Set task:
Continue the article on Marcellus natural gas production, starting right after its final sentence.

Document text:
--
Look at the other big names drilling in the Marcellus to confirm these numbers. Chesapeake (CHK), Southwestern , Ultra (UPL), Range (RRC), Antero (Private), Seneca (NFG), and others. Most are not quite achieving Cabot's results, but they are only off by percentages, not multiples.
The comparison isn't as simple as saying a rig is 8X more productive today. But don't overcomplicate it either. Many producers are reporting these kinds of results in the Marcellus and the expectation of further improvements from innovations already being field tested, and no shortage of drilling inventory and acreage.
About 28 TCF is produced in the US annually now, and if one rig can develop as much as 400 BCF, it only requires 70 rigs to replace our produced volume. It sounds crazy, especially considering that the pace of improvement is still rapid and rigs may be achieving better results soon.
We also know that a significant amount of natural gas is produced in association with oil, and oil production is both large and growing in the US. It varies by basin, but it might average 15-20% across all basins, depending on how wells are classified. With production above 7 million barrels per day now, and steadily rising that would imply 10 to 15 BCFD or more of associated gas production will be coming from this source in the future, a very meaningful contribution.
Natural Gas Liquids are also a valuable commodity of course, and they must be stripped from the gas stream in processing facilities and transported separately in most cases. MarkWest is a large operator of these NGL plants in the Marcellus Shale. Look at this slide from their current presentation. It looks like they see NGL supply in the northeast growing from about 270 KBPD in '13 to about 930 KBPD in '18.
Another reason some investors find it hard to believe that production can grow so much is the persistent myth that gas is priced below the cost of production. The tiring axiom, "The cure for low prices is low prices." has been repeated ad nauseum. It is not true for LCD televisions, and it will not be true about $4 natural gas. Not for a very long time. Instead, production costs will keep declining and high cost producers will die off.
Each producer would have you believe that everybody in the industry is losing money (except they themselves). Consider this next slide. It is from Ultra Petroleum's current presentation, but you will find a hundred similar slides from other operators. It seems to suggest that they are the lone operator that can profit on $4 natural gas.
Standing next to a fat person makes you look thin. UPL has done a fine job fooling readers into accepting a very incomplete, and very oily, peer group. Comparing Ultra Petroleum to Whiting Petroleum (WLL) on costs per mcfe is only something you would do if you literally did not understand the difference between oil and gas. UPL is a dry gas producer. They should be compared with other dry gas producers like Southwestern Energy or Cabot.
--
Dataset excerpts:
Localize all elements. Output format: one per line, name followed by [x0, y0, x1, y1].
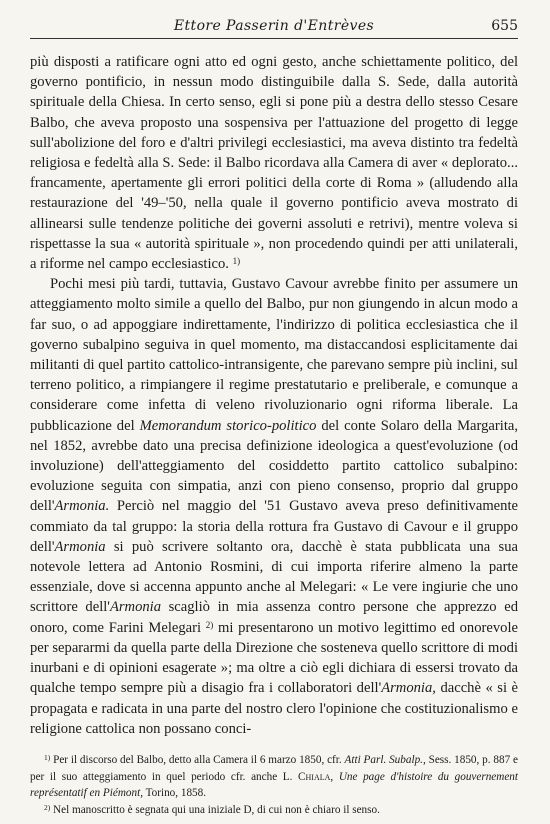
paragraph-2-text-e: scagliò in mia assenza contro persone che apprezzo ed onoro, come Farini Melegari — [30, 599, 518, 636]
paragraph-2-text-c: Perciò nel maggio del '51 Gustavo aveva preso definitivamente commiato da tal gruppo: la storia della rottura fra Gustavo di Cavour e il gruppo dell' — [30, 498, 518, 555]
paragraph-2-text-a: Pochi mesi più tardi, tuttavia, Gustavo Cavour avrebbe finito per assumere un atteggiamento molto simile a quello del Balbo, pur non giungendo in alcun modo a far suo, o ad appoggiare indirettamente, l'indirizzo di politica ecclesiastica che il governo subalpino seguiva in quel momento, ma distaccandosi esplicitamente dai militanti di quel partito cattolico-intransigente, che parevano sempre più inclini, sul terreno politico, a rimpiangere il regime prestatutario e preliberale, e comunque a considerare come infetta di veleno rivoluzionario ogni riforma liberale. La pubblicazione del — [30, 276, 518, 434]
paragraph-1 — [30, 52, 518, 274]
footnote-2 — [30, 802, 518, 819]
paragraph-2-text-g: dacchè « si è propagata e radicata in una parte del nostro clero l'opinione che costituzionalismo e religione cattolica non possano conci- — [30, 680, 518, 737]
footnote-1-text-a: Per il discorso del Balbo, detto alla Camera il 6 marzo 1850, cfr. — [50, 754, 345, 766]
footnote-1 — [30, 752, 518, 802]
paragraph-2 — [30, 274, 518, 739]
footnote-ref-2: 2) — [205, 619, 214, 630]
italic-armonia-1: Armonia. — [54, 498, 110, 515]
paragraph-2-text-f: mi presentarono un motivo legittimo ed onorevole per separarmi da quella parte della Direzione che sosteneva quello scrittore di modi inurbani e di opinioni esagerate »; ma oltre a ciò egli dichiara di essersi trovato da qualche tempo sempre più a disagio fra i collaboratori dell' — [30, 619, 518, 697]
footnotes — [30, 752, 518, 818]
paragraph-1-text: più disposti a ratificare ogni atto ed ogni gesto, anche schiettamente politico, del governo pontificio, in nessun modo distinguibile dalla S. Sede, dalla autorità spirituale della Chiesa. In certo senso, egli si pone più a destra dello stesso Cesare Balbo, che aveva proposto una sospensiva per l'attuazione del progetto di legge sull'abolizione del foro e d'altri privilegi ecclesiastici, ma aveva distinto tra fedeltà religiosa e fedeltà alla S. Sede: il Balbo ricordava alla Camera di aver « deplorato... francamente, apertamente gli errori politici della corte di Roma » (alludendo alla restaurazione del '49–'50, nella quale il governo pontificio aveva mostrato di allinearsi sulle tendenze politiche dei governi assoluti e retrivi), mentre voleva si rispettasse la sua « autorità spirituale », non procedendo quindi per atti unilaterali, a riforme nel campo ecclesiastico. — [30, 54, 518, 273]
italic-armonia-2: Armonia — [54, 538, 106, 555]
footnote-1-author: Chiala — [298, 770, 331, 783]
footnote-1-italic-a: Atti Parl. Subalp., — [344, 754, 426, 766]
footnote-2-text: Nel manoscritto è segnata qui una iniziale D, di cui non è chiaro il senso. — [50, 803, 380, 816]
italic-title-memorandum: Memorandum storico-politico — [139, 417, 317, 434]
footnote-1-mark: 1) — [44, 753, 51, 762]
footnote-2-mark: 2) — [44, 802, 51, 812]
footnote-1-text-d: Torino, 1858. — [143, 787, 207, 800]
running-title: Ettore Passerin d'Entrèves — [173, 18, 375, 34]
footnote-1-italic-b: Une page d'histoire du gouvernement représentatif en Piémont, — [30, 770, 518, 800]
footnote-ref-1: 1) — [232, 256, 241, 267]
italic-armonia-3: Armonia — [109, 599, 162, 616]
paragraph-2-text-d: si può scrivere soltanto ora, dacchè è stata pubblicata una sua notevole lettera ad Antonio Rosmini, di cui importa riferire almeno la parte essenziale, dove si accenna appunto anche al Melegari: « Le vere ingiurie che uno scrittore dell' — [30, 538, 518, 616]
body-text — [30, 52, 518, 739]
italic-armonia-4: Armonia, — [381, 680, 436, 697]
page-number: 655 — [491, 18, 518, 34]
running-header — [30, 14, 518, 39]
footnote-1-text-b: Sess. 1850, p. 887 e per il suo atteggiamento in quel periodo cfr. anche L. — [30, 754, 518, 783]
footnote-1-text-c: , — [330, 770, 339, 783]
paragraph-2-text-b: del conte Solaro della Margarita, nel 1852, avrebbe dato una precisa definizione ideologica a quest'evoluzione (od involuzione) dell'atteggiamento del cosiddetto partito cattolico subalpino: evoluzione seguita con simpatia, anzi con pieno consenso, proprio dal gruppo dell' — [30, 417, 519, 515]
--
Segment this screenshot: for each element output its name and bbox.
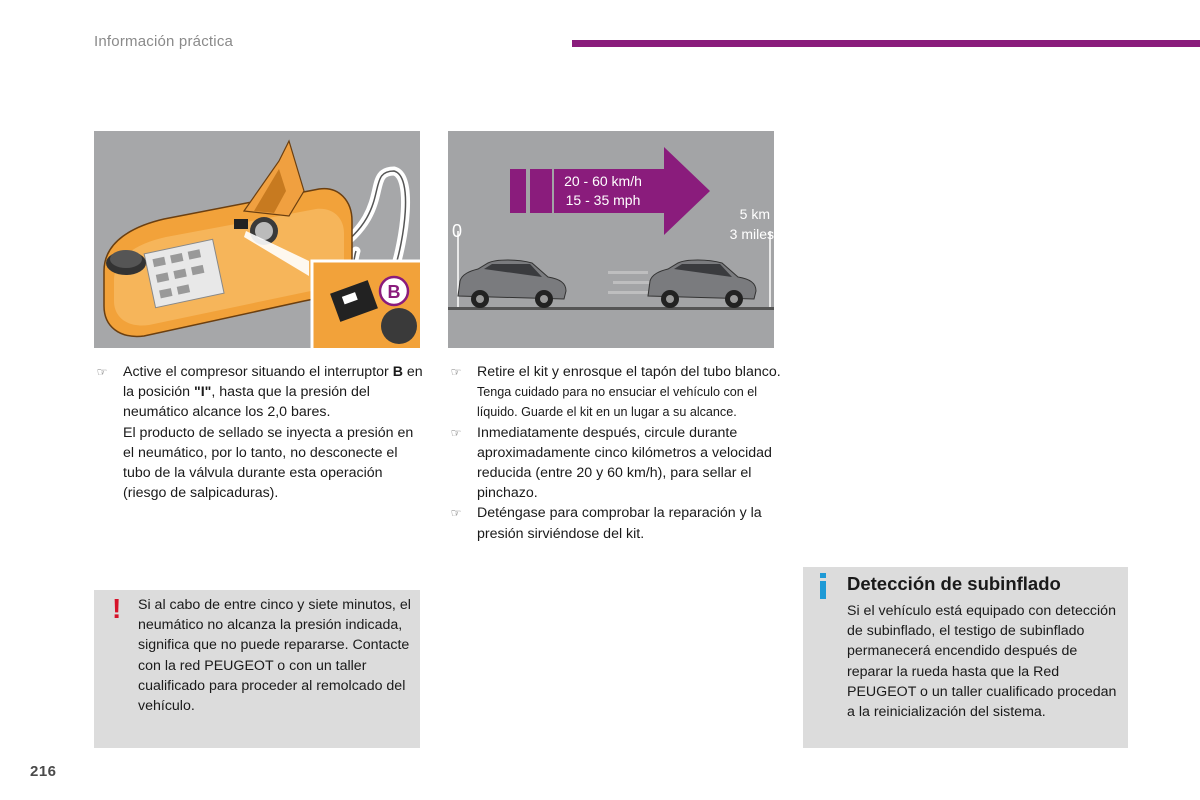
--
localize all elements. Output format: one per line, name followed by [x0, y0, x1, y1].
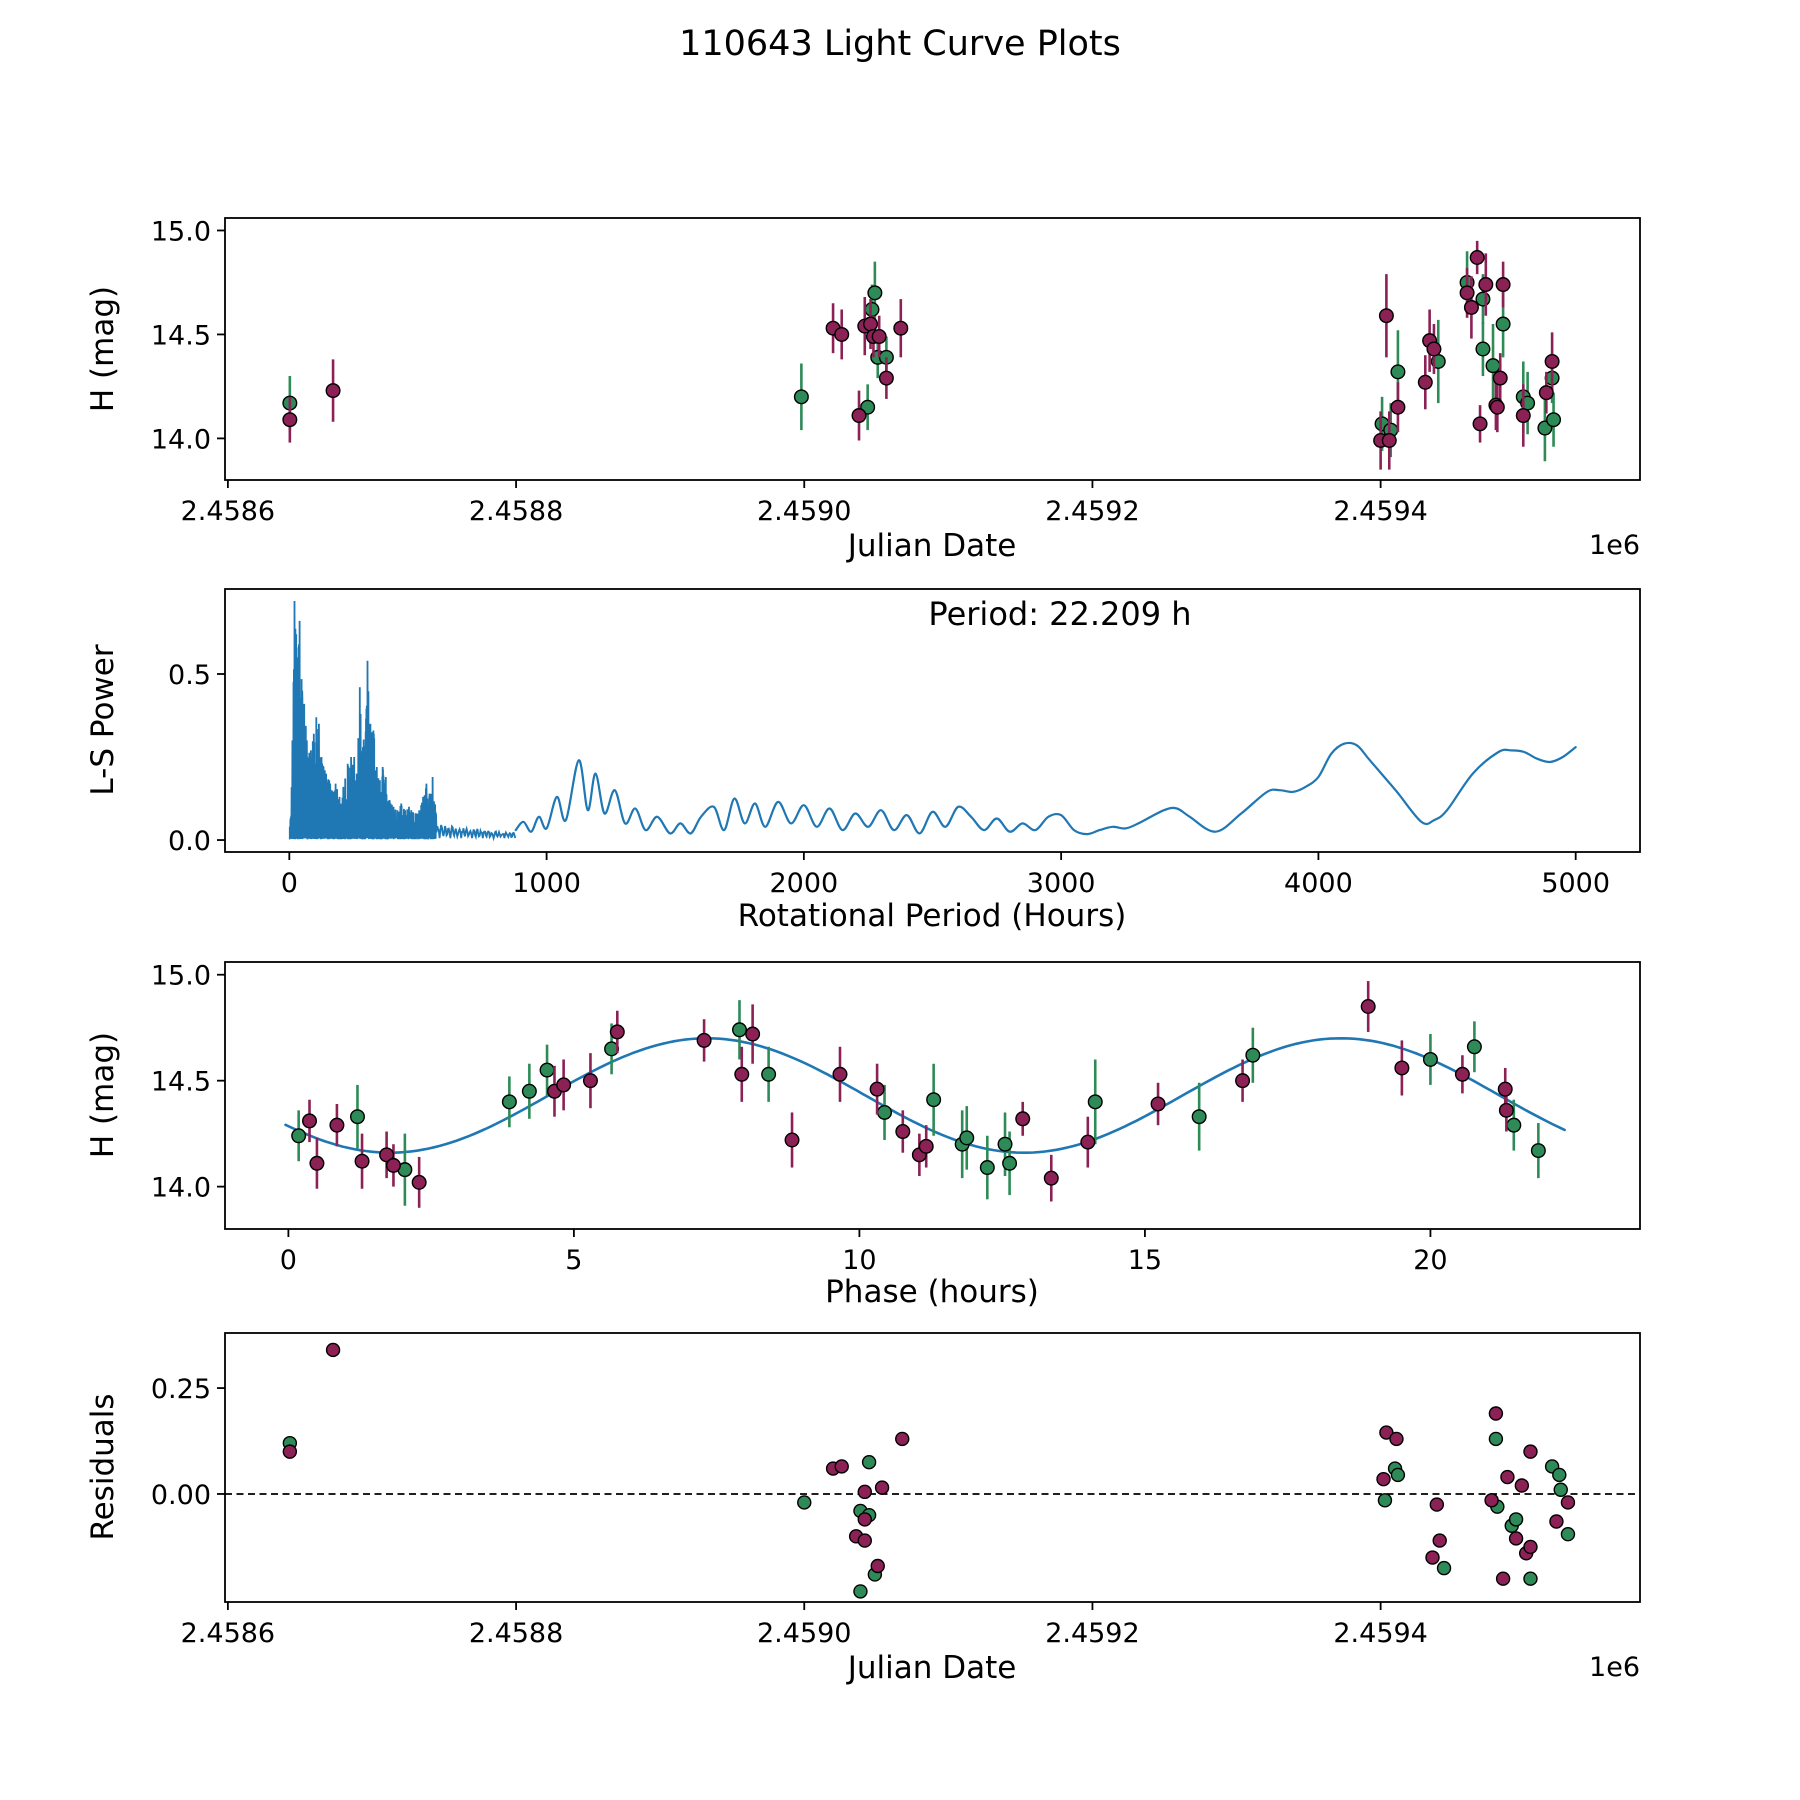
--
Response to the task:
What Is Going To Happen?
Gas demand will steadily grow, but gas production will grow faster. Producers, and investors, will initially put on a brave face and hope that it is temporary, plan to stay the course, and let LNG exports soon balance the market and connect US gas prices of $4 with world prices of $8 to $18 MCF. And the faithful investors who hold on will reap their beautiful reward. Indeed, if it were just a question of one shoulder season back in the $2 range, I too would place that bet.
But investors should recognize:
- A prolonged price decline to the $3 mark is not priced into E&P equities now.
- Structural oversupply could overwhelm the only elastic demand source, coal replacement, for a long time. The only price floor below that is the cash cost of dry gas production, below $2.
- Regional bottlenecks can drastically reduce spot prices relative to Nymex Henry Hub. The entire northeast is now at risk for this seasonally.
- If the Marcellus/Utica/Upper Devonian complex is really capable of producing many times the current rate (it can!), then even 10 BCFD of incremental demand can be met by supply increases from these prolific formations. The holders of dry gas acreage elsewhere, with half-cycle costs above $2, may not recover. It isn't even certain that the Haynesville has a place in the supply stack for a long time to come. Proximity to markets or LNG terminals will not overcome a $1/MCF cost disadvantage.
Will gas go back below $3? It is possible, but very dependent on weather. A much warmer than normal winter would send gas into the basement, but we saw in 2012 that gas prices below $3 generate a tremendous incentive for power producers to switch from coal, and this can absorb a substantial oversupply. The facts would more accurately support a claim that gas will have a difficult time staying above $4, even if weather is favorable. Much of the existing electric generation demand would be lost to coal, and $4+ prices will be attracting drilling in the most economic basins.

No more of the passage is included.